SET PROBLEM: Reproduce the entries below without any changes. Begin with the first entry and stop after the one that contains "q6-option-c[interactable]: C. 三角形的内心是它的三条边的垂直平分线的交点".

#### SUPPLIED DATA ####

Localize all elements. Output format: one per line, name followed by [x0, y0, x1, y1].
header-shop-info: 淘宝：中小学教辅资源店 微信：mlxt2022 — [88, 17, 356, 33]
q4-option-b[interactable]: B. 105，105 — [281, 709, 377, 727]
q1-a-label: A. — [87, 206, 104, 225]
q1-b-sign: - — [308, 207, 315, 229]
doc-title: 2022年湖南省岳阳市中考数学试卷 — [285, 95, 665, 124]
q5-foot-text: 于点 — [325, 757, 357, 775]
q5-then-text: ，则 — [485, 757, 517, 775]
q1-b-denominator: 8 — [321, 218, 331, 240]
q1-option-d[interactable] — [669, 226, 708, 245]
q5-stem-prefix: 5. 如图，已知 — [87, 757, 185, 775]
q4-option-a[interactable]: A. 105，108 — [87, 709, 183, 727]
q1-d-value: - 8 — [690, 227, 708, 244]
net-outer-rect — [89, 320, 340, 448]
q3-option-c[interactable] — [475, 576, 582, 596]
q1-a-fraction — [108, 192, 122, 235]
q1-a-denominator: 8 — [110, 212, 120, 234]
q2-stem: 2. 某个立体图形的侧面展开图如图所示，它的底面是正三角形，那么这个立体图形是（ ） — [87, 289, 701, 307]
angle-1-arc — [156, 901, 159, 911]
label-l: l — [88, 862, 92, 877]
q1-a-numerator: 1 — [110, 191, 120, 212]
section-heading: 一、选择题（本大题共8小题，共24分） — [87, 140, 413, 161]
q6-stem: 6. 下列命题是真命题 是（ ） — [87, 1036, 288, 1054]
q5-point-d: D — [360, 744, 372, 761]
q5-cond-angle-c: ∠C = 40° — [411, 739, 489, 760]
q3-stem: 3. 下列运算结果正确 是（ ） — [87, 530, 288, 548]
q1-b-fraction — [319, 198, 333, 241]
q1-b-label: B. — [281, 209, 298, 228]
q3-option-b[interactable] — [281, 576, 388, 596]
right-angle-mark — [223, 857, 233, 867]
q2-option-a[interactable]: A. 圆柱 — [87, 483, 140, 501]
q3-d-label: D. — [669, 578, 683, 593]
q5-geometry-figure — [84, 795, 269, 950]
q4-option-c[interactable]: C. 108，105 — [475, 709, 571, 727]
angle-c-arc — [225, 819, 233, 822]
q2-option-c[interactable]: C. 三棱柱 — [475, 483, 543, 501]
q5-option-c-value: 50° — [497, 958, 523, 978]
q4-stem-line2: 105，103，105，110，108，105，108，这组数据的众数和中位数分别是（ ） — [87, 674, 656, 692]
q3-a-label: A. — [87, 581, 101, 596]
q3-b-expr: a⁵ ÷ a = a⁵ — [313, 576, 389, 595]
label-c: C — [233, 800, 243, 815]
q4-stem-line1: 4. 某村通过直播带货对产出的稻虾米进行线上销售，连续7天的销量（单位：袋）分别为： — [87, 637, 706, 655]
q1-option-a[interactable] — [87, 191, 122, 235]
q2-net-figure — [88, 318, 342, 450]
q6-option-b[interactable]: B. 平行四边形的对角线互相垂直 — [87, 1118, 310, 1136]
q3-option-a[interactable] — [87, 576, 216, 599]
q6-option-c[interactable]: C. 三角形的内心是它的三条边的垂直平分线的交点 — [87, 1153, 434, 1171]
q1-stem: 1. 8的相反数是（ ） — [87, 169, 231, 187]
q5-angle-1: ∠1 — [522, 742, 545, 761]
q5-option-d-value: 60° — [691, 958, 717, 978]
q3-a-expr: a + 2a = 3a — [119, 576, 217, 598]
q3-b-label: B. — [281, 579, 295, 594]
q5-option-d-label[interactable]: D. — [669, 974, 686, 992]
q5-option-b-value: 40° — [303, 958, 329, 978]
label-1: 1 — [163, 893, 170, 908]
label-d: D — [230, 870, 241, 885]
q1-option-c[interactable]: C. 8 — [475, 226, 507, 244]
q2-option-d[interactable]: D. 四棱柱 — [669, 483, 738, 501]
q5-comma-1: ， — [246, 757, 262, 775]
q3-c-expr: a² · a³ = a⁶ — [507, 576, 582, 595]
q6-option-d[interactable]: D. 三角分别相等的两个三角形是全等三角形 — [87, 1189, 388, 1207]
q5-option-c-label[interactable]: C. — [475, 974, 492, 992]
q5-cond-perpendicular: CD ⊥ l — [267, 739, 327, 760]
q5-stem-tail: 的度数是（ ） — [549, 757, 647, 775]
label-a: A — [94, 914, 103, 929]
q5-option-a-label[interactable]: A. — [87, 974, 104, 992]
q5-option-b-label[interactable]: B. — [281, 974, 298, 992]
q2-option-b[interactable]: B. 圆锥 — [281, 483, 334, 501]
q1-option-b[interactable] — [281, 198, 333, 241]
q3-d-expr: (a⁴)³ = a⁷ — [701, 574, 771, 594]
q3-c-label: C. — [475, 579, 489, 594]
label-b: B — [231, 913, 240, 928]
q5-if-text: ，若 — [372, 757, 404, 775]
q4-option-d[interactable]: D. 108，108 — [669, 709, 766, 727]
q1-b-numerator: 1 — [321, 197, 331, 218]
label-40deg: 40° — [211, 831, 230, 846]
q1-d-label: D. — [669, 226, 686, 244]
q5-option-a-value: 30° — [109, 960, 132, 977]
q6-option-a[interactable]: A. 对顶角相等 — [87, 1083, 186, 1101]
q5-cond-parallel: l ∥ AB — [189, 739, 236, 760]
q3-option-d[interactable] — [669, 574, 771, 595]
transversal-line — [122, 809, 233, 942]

####

ANSWER BELOW:
Localize all elements. Output format: one per line, name followed by [x0, y0, x1, y1].
header-shop-info: 淘宝：中小学教辅资源店 微信：mlxt2022 — [88, 17, 356, 33]
q4-option-b[interactable]: B. 105，105 — [281, 709, 377, 727]
q1-a-label: A. — [87, 206, 104, 225]
q1-b-sign: - — [308, 207, 315, 229]
doc-title: 2022年湖南省岳阳市中考数学试卷 — [285, 95, 665, 124]
q5-foot-text: 于点 — [325, 757, 357, 775]
q5-then-text: ，则 — [485, 757, 517, 775]
q1-b-denominator: 8 — [321, 218, 331, 240]
q1-option-d[interactable] — [669, 226, 708, 245]
q5-stem-prefix: 5. 如图，已知 — [87, 757, 185, 775]
q4-option-a[interactable]: A. 105，108 — [87, 709, 183, 727]
q1-d-value: - 8 — [690, 227, 708, 244]
net-outer-rect — [89, 320, 340, 448]
q3-option-c[interactable] — [475, 576, 582, 596]
q1-a-fraction — [108, 192, 122, 235]
q1-a-denominator: 8 — [110, 212, 120, 234]
q2-stem: 2. 某个立体图形的侧面展开图如图所示，它的底面是正三角形，那么这个立体图形是（ ） — [87, 289, 701, 307]
angle-1-arc — [156, 901, 159, 911]
label-l: l — [88, 862, 92, 877]
q1-a-numerator: 1 — [110, 191, 120, 212]
section-heading: 一、选择题（本大题共8小题，共24分） — [87, 140, 413, 161]
q6-stem: 6. 下列命题是真命题 是（ ） — [87, 1036, 288, 1054]
q5-point-d: D — [360, 744, 372, 761]
q5-cond-angle-c: ∠C = 40° — [411, 739, 489, 760]
q3-stem: 3. 下列运算结果正确 是（ ） — [87, 530, 288, 548]
q1-b-fraction — [319, 198, 333, 241]
q1-b-label: B. — [281, 209, 298, 228]
q3-option-b[interactable] — [281, 576, 388, 596]
right-angle-mark — [223, 857, 233, 867]
q2-option-a[interactable]: A. 圆柱 — [87, 483, 140, 501]
q3-d-label: D. — [669, 578, 683, 593]
q5-geometry-figure — [84, 795, 269, 950]
q4-option-c[interactable]: C. 108，105 — [475, 709, 571, 727]
angle-c-arc — [225, 819, 233, 822]
q2-option-c[interactable]: C. 三棱柱 — [475, 483, 543, 501]
q5-option-c-value: 50° — [497, 958, 523, 978]
q4-stem-line2: 105，103，105，110，108，105，108，这组数据的众数和中位数分别是（ ） — [87, 674, 656, 692]
q3-a-label: A. — [87, 581, 101, 596]
q3-b-expr: a⁵ ÷ a = a⁵ — [313, 576, 389, 595]
label-c: C — [233, 800, 243, 815]
q4-stem-line1: 4. 某村通过直播带货对产出的稻虾米进行线上销售，连续7天的销量（单位：袋）分别为： — [87, 637, 706, 655]
q1-option-a[interactable] — [87, 191, 122, 235]
q2-net-figure — [88, 318, 342, 450]
q6-option-b[interactable]: B. 平行四边形的对角线互相垂直 — [87, 1118, 310, 1136]
q3-option-a[interactable] — [87, 576, 216, 599]
q6-option-c[interactable]: C. 三角形的内心是它的三条边的垂直平分线的交点 — [87, 1153, 434, 1171]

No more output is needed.